▶ SET TASK
Copy every line from the material below that holds "arrow".

▶ ENTRIES SHOWN
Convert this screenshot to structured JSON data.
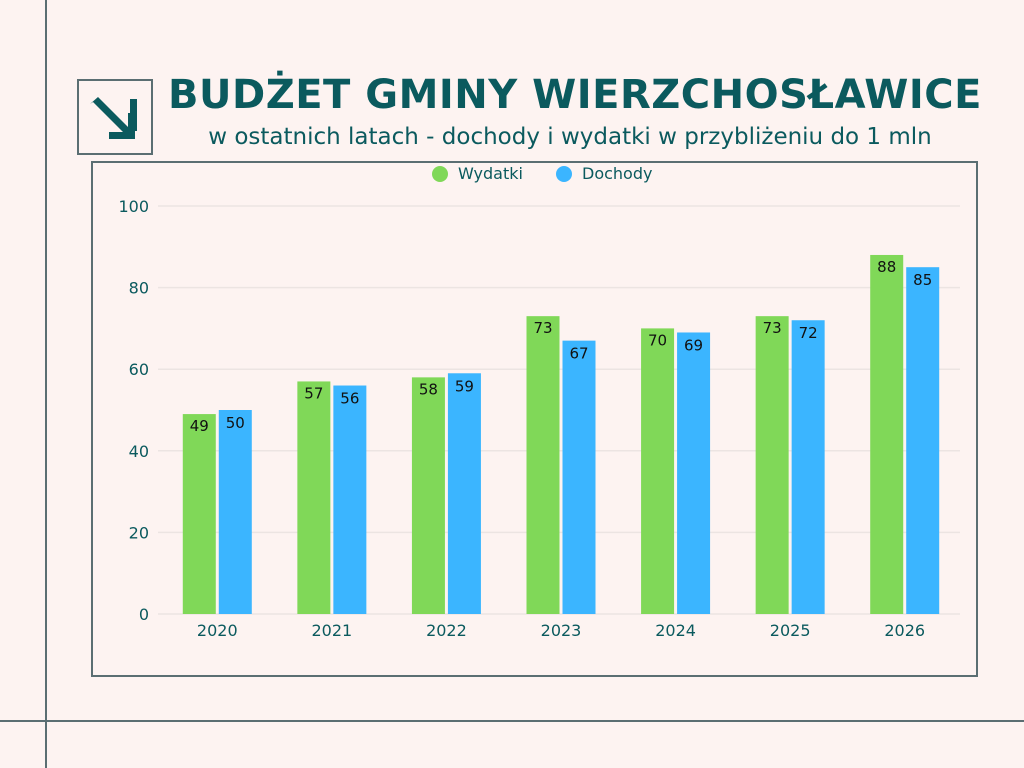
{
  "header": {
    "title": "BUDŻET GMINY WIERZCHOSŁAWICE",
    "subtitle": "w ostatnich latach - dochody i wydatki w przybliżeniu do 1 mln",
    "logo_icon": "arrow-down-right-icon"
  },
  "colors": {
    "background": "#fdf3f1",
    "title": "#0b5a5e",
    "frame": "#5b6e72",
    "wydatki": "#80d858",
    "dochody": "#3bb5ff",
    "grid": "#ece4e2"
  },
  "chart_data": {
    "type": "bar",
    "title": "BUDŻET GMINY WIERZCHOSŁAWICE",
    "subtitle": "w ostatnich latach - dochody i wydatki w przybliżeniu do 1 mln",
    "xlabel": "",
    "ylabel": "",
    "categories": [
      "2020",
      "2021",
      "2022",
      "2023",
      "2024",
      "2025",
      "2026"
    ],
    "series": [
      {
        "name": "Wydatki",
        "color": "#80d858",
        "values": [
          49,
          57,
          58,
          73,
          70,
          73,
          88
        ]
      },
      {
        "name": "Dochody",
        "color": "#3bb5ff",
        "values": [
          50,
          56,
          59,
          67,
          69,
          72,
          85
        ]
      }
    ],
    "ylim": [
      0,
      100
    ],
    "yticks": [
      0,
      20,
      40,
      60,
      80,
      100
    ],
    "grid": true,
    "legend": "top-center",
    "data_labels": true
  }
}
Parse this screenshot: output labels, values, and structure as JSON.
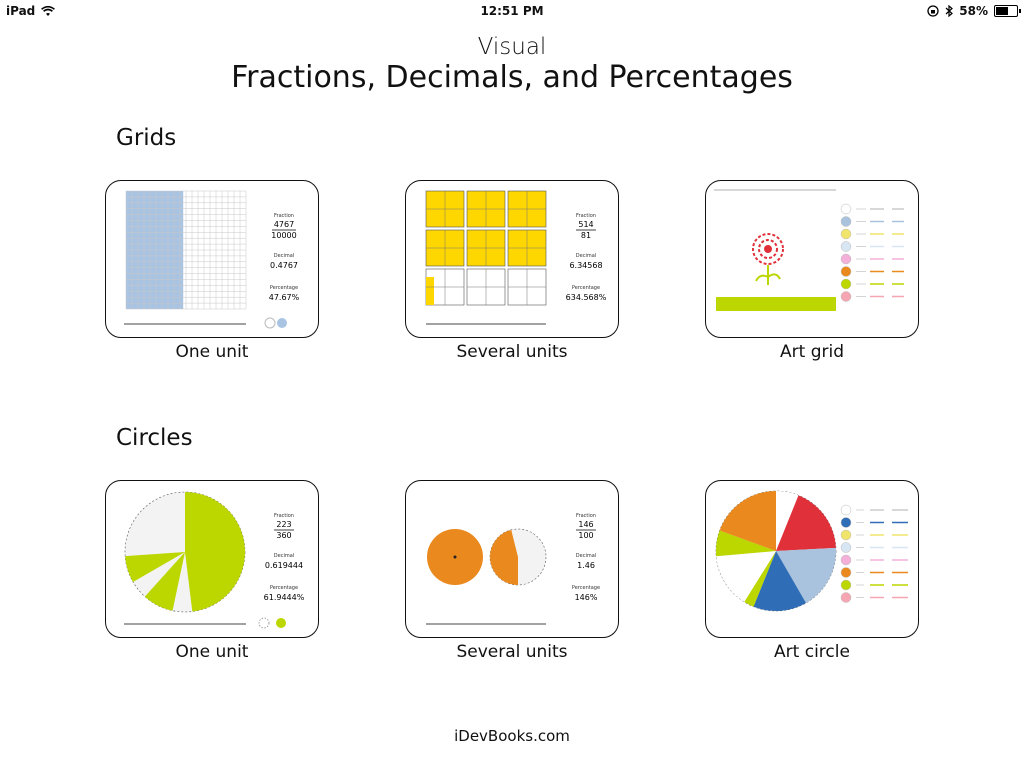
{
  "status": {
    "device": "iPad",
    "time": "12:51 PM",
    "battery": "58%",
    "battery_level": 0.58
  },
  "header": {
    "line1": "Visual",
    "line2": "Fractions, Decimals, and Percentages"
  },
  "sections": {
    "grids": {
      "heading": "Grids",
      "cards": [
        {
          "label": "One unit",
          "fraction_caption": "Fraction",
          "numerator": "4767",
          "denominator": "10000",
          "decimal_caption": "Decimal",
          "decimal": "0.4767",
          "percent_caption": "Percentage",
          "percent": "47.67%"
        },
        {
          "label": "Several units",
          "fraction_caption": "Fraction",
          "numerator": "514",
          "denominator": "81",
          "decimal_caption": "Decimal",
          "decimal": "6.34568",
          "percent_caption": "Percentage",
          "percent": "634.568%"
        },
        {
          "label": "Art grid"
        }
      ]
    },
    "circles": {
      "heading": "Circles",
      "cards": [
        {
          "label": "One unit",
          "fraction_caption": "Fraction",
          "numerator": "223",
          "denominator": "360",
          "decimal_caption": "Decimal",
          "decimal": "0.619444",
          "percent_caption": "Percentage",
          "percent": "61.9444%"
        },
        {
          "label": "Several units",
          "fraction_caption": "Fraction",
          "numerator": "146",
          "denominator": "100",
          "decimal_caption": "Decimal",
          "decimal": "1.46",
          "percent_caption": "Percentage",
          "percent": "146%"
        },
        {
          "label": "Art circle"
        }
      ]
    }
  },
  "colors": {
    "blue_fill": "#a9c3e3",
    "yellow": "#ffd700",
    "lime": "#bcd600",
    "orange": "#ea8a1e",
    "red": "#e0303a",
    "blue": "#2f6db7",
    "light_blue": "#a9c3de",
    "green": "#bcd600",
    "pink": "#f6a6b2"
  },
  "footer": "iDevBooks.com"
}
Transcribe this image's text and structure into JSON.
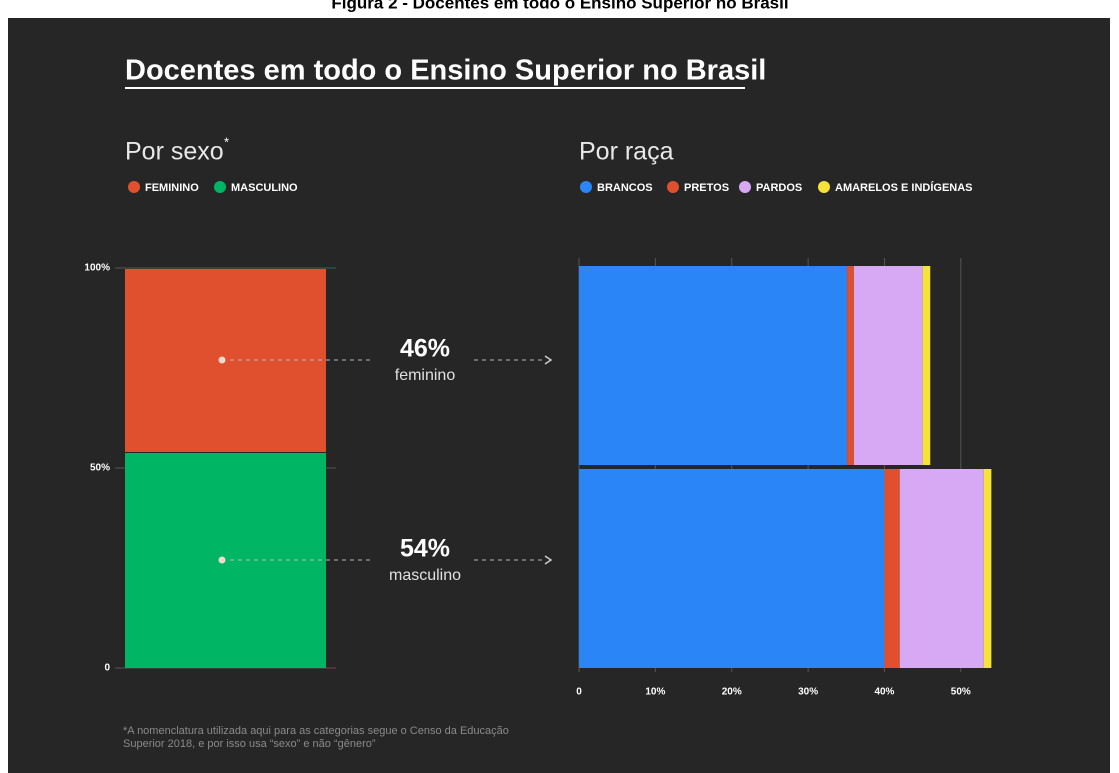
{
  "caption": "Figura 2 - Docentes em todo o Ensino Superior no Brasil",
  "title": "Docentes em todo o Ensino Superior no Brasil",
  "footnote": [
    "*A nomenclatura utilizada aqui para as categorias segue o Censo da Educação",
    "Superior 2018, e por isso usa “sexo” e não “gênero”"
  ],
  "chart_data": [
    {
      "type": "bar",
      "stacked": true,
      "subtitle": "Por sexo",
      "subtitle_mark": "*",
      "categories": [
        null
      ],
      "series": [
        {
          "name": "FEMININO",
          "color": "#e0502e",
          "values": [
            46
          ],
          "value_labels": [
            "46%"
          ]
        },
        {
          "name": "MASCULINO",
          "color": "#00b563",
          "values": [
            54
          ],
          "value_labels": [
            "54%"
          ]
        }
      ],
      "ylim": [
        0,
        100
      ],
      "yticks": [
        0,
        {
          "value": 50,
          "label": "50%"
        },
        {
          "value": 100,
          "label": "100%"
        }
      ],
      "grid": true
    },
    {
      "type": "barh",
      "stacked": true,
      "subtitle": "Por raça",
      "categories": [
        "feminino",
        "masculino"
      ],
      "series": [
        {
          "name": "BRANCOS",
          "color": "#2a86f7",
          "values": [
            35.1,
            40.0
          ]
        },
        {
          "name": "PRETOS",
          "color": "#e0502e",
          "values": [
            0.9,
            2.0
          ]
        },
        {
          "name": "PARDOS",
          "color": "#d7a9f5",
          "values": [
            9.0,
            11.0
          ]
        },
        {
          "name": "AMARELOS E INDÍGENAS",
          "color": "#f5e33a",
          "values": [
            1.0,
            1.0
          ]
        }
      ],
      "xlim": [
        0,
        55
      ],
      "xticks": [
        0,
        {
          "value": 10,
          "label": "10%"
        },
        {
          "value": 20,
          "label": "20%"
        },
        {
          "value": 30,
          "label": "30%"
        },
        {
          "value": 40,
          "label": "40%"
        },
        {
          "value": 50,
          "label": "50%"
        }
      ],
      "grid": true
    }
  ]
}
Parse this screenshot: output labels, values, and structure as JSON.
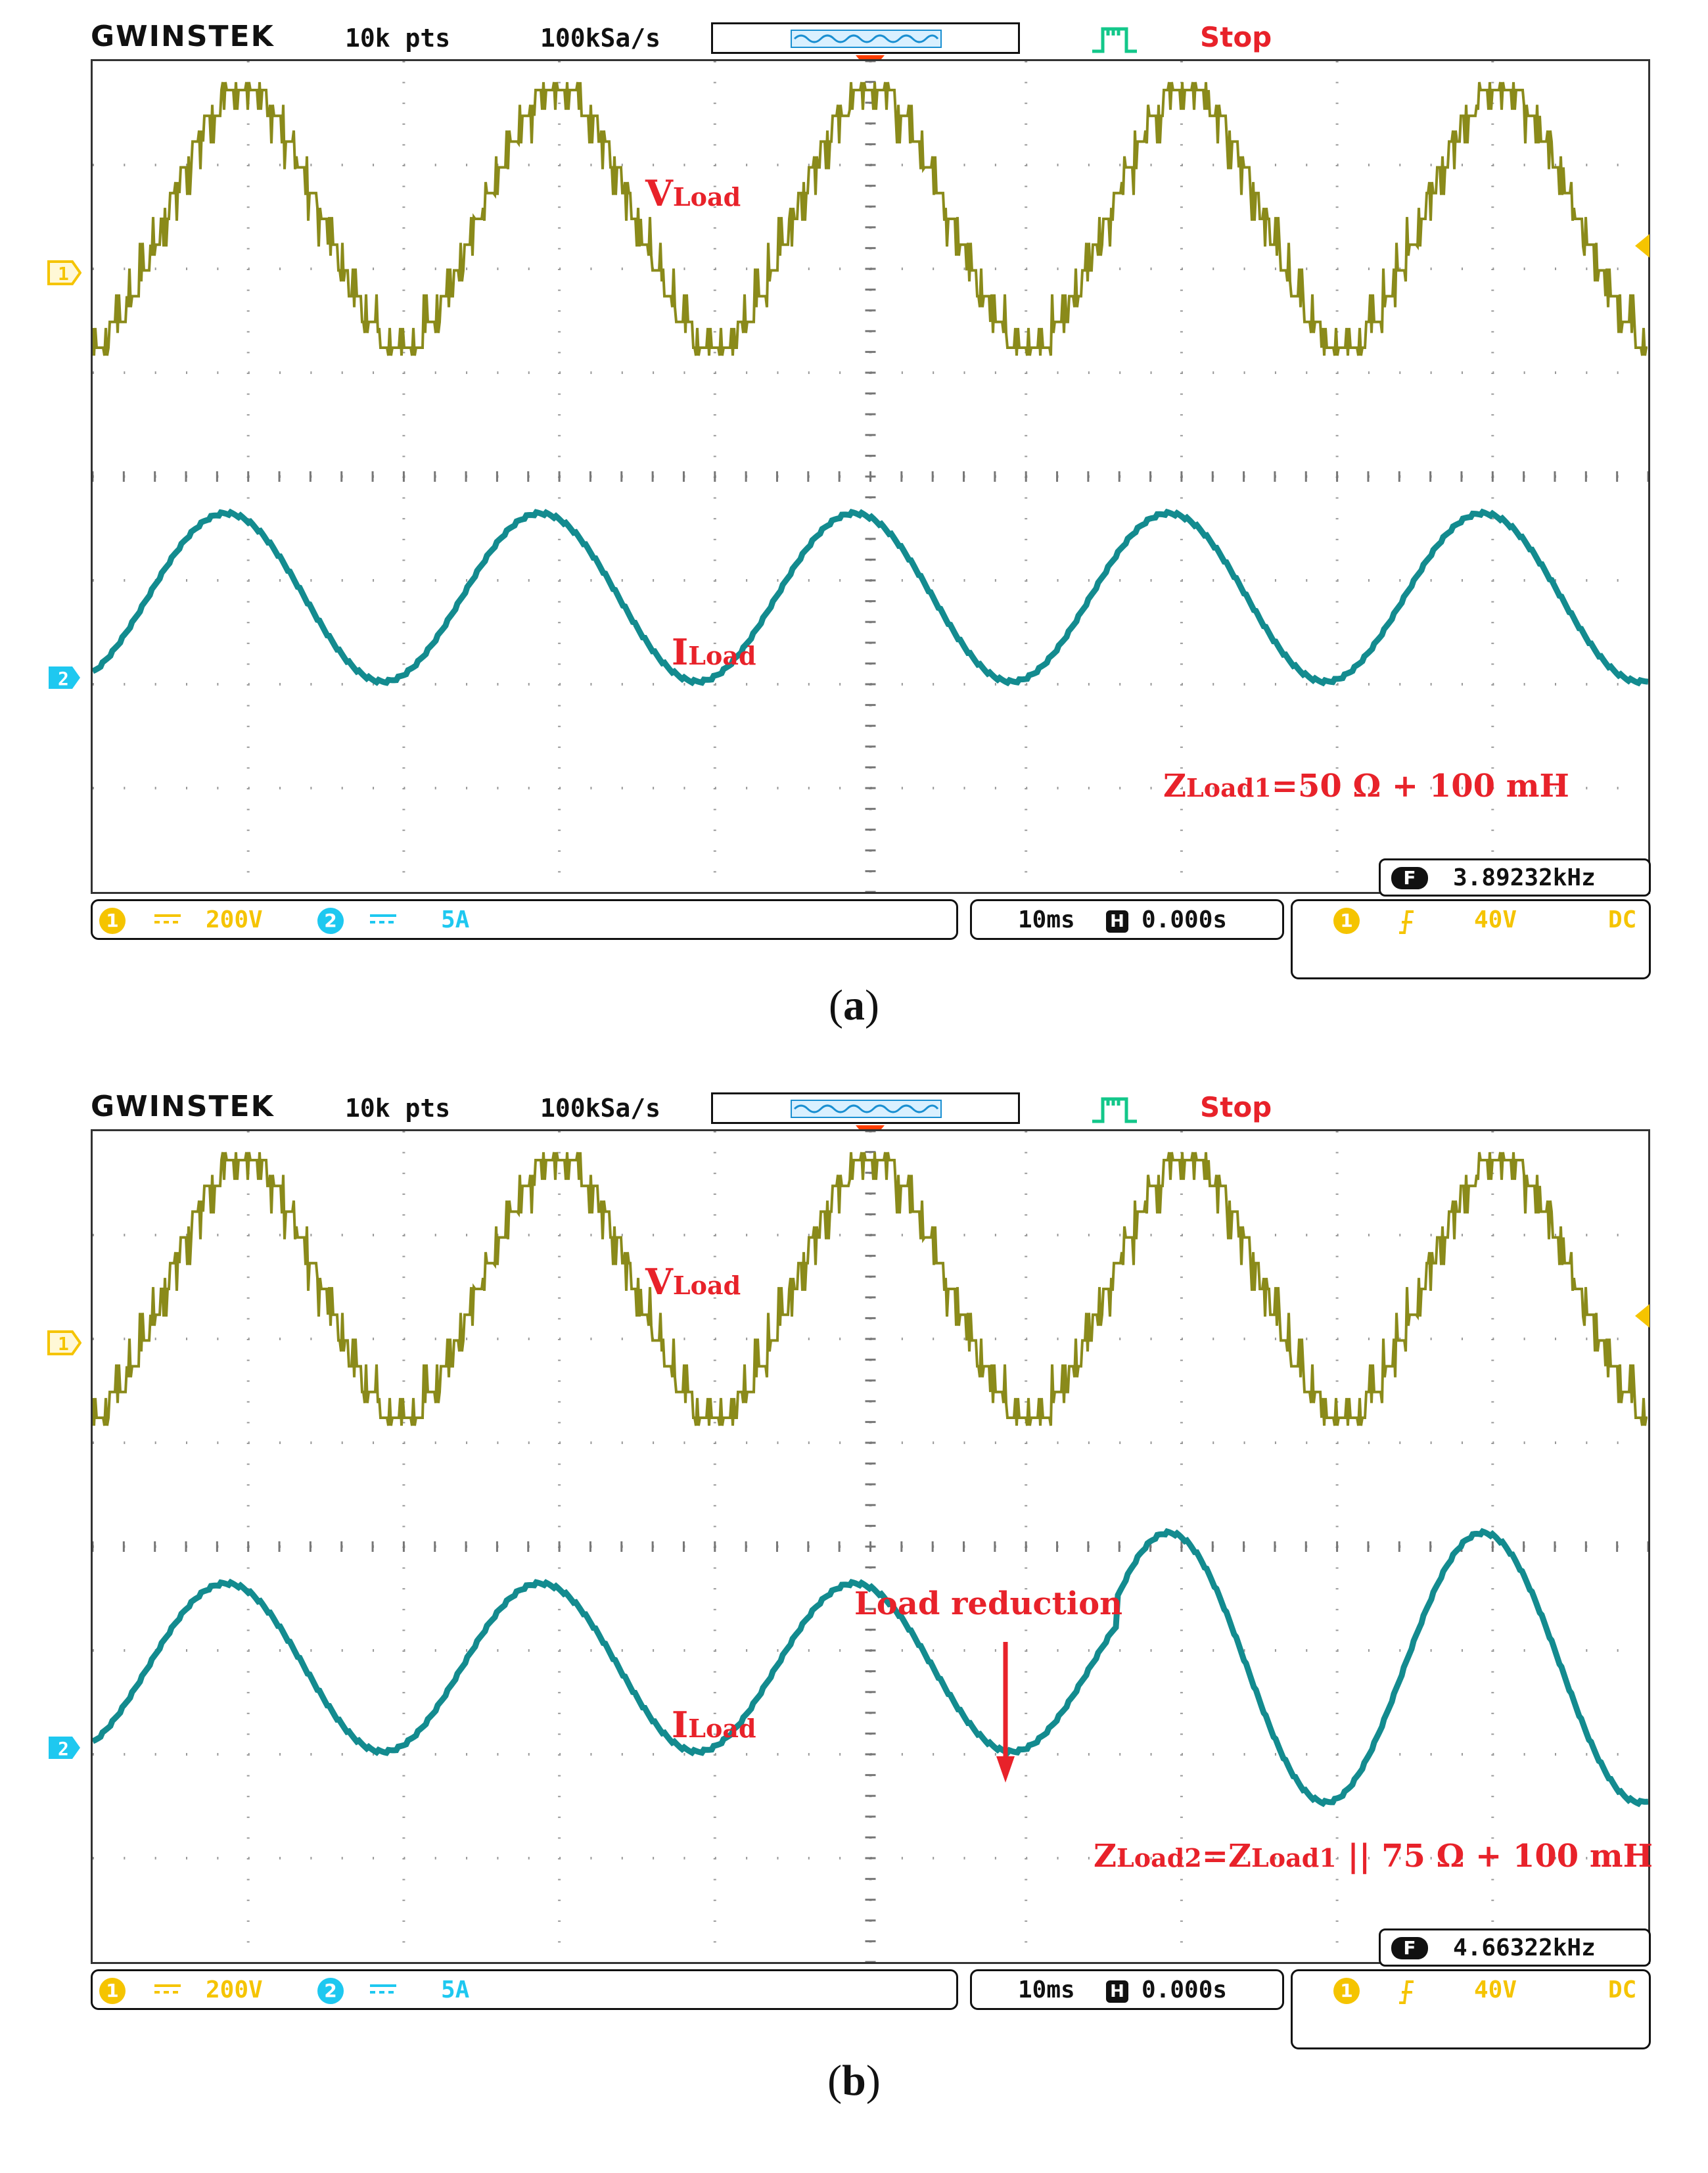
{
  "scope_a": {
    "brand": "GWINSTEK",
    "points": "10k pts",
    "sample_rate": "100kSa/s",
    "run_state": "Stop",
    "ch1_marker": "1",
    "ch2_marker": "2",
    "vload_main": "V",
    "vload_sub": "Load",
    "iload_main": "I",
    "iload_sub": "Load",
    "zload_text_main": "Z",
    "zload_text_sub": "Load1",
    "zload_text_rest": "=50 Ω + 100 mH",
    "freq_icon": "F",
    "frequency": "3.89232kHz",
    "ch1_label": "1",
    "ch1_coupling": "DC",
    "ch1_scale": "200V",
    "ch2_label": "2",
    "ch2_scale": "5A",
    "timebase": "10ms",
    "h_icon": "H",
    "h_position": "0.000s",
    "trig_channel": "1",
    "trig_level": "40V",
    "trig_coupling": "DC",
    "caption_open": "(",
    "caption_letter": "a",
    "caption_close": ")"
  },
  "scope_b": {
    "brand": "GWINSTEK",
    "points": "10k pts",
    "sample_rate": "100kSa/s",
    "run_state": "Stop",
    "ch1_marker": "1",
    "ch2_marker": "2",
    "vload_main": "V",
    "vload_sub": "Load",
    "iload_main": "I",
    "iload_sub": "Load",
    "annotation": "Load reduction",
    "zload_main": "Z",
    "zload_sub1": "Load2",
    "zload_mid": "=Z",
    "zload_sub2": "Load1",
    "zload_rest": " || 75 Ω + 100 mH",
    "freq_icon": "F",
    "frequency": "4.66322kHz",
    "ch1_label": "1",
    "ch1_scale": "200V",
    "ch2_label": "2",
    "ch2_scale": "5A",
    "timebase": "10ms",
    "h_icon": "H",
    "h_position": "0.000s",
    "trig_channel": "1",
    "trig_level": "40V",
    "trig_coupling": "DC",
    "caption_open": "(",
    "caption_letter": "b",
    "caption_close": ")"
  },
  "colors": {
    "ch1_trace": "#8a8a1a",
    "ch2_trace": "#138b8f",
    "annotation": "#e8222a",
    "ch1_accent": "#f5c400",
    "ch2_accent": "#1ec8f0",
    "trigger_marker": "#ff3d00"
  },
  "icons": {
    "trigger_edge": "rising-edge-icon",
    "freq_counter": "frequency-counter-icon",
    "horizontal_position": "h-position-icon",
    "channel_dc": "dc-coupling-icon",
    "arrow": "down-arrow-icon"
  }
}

▶ REPLY
    "logo_icon": "arrow-down-right-icon"
    "arrow": "down-arrow-icon"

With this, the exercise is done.